* **Passage**

-- begin --

36. Suppose that you are inside a grid and you can only walk either to the square below or to the right of you. How many paths are there between the origin and (x,y)?

37. Suppose that in 2020, UnrealSoftware users reorganized themselves into provinces and there are yearly elections for a moderator (out of two candidates). Suppose that there are 1000 provinces consisting of k_i users for each province i, and each province will put all of its votes into only one candidate. Given a randomly generated set of k_i, determine if it's possible for a tie to occur.

38. Suppose that China has recently decided to switch its language completely into pinyin (made up of the english alphabet), but are adamant about not putting spaces around words. For example, in english, the phrase "how are you doing" would become "howareyoudoing" if we're using the reformed chinese analogy. Suppose I give you an electronic dictionary of pinyin to chinese characters, write a program that can parse a stream of pinyin and output a character translation if one exists.

(Note: the obvious method for 38 may not work here; why?)

-- end --

[Page element annotations]
-- begin --

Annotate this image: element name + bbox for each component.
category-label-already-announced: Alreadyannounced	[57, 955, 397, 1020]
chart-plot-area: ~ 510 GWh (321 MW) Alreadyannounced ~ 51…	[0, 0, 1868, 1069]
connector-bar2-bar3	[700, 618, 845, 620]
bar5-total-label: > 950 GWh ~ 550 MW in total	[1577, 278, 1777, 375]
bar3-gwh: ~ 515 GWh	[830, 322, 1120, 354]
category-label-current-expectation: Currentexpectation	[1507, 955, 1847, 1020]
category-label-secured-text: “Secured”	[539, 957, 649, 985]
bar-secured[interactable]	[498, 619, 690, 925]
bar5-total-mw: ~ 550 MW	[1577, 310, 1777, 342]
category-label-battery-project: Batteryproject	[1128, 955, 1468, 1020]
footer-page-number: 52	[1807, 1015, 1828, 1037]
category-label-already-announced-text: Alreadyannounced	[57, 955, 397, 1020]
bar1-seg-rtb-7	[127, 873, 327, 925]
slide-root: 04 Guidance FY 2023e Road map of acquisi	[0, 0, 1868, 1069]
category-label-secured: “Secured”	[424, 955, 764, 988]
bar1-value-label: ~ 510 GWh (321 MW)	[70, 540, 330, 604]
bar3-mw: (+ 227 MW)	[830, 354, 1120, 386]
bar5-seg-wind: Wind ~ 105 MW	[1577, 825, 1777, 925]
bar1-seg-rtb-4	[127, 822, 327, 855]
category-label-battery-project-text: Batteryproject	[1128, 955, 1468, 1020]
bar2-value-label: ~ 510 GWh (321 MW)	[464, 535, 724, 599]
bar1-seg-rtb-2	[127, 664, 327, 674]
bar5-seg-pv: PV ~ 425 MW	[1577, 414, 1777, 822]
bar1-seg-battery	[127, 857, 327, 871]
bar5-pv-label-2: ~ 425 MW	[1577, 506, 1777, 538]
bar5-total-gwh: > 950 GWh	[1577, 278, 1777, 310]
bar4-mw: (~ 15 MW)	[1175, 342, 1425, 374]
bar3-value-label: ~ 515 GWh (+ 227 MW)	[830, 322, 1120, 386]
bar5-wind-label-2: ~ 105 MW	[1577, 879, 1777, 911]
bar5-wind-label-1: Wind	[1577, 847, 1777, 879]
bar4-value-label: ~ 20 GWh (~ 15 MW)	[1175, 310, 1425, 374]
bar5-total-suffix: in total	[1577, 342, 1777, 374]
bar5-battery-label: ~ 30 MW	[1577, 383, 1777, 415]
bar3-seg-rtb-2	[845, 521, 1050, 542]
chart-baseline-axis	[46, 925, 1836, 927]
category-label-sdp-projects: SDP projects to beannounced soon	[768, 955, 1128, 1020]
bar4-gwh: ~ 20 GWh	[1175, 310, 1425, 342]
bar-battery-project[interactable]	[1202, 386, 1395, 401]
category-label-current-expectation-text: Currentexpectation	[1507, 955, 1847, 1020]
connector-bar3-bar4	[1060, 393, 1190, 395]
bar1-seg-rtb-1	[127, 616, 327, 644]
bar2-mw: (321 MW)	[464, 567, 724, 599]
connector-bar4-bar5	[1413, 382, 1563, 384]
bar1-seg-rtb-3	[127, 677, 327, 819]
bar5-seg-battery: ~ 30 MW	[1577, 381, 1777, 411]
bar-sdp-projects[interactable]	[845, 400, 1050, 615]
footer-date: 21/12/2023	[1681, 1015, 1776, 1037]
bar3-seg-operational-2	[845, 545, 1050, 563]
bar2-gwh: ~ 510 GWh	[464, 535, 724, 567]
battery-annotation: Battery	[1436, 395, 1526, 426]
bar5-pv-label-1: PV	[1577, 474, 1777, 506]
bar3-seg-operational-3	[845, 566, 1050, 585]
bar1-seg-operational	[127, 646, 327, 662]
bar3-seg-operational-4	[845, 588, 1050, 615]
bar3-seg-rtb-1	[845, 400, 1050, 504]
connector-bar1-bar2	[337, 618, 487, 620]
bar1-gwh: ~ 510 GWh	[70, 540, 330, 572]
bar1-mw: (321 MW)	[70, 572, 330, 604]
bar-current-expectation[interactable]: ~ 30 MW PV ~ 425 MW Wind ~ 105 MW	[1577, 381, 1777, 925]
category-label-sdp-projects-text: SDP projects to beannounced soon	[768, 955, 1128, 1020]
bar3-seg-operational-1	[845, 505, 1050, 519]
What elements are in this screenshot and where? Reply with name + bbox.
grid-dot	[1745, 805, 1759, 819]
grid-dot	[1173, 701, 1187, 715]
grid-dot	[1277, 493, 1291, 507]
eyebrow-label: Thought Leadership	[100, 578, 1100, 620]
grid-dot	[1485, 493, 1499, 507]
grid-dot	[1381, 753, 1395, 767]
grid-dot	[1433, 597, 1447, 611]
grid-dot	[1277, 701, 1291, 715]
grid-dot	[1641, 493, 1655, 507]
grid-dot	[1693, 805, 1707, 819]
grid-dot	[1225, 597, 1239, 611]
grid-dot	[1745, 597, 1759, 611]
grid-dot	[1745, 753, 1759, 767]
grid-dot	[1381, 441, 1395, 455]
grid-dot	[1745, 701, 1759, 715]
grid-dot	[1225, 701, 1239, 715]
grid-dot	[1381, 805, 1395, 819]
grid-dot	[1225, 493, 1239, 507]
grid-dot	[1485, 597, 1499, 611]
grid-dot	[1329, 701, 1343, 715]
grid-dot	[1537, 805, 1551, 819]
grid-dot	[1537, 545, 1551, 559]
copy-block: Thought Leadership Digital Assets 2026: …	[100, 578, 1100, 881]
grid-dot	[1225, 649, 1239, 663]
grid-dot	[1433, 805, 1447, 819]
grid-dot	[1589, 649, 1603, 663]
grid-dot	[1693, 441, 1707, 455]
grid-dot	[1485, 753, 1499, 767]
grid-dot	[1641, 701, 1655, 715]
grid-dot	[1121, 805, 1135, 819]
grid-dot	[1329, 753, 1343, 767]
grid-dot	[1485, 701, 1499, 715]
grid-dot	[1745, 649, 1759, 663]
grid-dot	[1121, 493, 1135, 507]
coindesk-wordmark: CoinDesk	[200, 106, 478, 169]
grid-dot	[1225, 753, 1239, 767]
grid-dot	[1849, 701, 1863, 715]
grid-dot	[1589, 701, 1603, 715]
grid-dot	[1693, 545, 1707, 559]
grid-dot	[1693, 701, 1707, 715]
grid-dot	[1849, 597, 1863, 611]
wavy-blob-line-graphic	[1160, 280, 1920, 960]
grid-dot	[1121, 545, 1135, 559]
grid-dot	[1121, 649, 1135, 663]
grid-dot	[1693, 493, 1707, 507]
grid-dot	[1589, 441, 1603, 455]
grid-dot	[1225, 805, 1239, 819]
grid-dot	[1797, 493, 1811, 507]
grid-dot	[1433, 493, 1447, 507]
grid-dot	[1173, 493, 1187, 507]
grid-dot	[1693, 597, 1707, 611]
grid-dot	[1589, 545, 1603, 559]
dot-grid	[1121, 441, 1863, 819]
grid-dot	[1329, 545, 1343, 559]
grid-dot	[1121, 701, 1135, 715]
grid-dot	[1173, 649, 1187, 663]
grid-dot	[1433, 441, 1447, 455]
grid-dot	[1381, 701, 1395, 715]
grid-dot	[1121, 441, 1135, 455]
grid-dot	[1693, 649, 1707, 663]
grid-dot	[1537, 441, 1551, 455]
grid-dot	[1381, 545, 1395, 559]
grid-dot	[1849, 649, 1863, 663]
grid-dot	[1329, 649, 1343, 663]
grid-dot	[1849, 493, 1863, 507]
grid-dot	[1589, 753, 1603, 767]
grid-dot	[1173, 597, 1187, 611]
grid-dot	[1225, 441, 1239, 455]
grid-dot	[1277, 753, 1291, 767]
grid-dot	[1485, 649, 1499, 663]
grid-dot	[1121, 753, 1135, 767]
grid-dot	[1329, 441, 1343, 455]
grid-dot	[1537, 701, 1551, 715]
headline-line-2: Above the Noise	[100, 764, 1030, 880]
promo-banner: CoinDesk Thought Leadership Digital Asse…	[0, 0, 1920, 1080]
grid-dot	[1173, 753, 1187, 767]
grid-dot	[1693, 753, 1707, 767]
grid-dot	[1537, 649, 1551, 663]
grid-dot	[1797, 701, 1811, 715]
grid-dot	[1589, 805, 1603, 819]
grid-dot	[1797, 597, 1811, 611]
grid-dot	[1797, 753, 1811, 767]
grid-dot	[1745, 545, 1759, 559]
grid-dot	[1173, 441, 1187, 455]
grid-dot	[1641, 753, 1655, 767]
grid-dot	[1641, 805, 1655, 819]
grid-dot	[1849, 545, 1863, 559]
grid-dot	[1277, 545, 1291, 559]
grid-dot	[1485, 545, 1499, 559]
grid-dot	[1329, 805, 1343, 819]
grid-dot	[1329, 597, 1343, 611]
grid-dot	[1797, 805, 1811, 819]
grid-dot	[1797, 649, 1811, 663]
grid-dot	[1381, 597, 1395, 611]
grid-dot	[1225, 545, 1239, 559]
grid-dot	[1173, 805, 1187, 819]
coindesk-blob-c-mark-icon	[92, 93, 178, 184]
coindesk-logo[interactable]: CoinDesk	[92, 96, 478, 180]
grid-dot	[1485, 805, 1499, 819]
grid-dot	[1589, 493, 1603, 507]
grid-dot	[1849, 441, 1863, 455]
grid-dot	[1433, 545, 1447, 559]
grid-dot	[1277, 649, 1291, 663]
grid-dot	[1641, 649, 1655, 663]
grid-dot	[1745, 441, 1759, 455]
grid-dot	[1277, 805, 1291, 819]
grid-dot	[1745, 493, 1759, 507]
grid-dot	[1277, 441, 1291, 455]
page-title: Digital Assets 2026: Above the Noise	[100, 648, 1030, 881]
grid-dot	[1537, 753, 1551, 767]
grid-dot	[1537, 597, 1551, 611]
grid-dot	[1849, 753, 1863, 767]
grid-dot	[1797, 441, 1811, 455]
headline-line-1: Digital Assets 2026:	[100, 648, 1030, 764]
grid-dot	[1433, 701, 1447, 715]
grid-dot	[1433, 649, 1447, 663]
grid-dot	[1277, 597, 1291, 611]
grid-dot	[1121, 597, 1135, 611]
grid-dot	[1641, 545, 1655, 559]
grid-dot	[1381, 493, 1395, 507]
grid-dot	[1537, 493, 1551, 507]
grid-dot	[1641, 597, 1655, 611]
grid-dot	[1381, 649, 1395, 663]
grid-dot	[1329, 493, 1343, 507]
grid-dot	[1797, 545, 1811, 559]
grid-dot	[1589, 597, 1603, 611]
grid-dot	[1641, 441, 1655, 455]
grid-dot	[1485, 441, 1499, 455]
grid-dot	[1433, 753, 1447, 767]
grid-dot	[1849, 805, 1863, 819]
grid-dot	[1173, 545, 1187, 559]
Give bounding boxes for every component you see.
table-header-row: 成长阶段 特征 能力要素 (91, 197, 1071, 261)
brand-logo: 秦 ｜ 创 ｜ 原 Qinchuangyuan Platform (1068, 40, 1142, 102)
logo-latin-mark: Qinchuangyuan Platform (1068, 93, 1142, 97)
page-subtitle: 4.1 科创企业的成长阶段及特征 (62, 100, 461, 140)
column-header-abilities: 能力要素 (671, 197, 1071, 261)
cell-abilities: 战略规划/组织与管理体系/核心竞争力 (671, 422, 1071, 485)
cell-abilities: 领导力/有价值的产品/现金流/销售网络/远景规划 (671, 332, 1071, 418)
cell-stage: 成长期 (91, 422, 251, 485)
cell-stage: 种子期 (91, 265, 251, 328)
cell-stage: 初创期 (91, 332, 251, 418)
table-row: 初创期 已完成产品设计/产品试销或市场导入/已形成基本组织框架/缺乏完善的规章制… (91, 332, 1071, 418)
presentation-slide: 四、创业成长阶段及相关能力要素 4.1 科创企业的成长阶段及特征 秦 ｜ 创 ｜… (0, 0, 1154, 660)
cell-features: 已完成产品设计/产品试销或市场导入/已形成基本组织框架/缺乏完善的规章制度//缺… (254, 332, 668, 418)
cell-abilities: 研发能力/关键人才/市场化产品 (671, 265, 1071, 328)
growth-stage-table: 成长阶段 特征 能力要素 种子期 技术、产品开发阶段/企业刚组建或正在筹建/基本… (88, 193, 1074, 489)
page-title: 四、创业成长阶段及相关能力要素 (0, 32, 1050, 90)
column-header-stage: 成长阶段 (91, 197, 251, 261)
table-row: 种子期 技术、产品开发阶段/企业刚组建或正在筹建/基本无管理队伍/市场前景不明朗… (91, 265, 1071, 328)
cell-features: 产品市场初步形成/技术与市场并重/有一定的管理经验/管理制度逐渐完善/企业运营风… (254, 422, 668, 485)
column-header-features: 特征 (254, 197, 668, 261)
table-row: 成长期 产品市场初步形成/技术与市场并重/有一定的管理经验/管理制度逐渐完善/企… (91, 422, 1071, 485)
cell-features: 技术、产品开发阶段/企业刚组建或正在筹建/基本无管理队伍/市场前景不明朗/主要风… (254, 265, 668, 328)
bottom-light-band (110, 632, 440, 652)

-- end --

* **Problems and tasks**
1. Copy the numbered puzzles word for word, starting with "38. Suppose that" and going on through "work here; why?)".
2. Reproduce the lines of the records exactly, starting with the first line of the records and going on through the line with "618, 845, 620]".

* **Task answers**
1.
38. Suppose that China has recently decided to switch its language completely into pinyin (made up of the english alphabet), but are adamant about not putting spaces around words. For example, in english, the phrase "how are you doing" would become "howareyoudoing" if we're using the reformed chinese analogy. Suppose I give you an electronic dictionary of pinyin to chinese characters, write a program that can parse a stream of pinyin and output a character translation if one exists.

(Note: the obvious method for 38 may not work here; why?)

2.
Annotate this image: element name + bbox for each component.
category-label-already-announced: Alreadyannounced	[57, 955, 397, 1020]
chart-plot-area: ~ 510 GWh (321 MW) Alreadyannounced ~ 51…	[0, 0, 1868, 1069]
connector-bar2-bar3	[700, 618, 845, 620]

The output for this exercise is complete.